** Begin **

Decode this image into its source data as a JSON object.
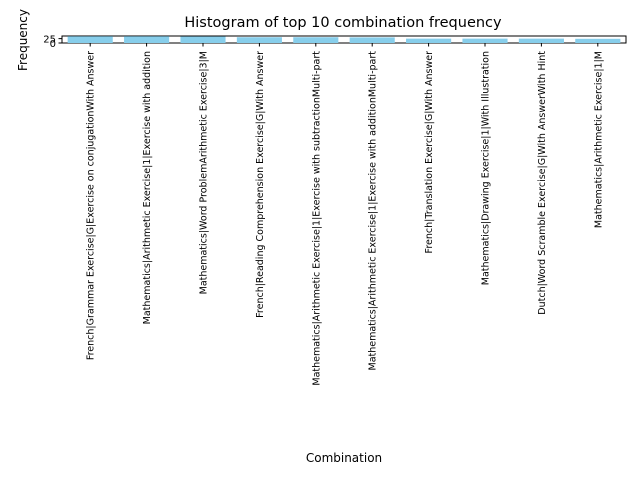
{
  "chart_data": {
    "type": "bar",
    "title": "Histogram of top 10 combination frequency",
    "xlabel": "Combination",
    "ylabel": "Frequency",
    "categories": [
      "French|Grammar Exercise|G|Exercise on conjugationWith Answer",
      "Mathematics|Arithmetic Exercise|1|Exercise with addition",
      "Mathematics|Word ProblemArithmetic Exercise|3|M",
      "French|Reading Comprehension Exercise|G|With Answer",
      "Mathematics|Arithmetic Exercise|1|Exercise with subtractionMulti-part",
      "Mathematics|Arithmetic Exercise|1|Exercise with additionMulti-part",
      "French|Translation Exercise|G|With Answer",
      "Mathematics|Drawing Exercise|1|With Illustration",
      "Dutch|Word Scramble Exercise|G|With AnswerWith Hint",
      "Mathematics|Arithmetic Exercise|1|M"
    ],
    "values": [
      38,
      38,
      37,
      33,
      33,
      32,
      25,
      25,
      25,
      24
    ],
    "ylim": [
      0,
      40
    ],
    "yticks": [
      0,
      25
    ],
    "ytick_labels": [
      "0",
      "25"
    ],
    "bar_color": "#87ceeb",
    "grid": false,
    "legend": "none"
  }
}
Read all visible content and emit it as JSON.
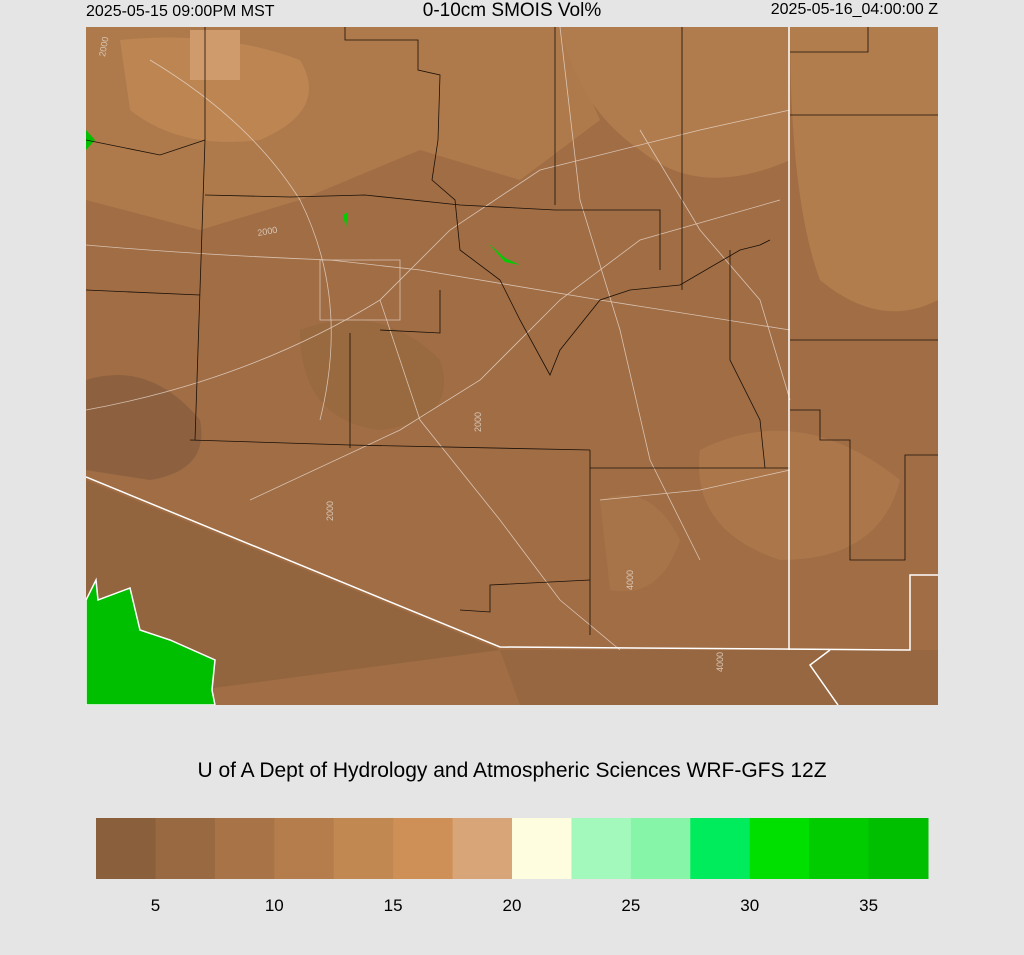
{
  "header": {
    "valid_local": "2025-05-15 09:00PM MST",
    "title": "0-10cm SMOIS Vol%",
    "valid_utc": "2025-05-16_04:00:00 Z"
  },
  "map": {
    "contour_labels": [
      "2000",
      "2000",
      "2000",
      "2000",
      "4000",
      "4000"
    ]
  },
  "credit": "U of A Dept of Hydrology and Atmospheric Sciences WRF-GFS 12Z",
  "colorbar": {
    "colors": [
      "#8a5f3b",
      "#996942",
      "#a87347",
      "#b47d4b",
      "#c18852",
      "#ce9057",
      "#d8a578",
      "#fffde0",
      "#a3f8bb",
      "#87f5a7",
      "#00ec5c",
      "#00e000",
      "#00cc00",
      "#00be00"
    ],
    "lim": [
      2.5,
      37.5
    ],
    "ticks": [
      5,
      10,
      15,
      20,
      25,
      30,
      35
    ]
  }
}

** End **

Direction
Check each line in the listing above for the string "title", then report how many lines contain it, with no other text.

The response
2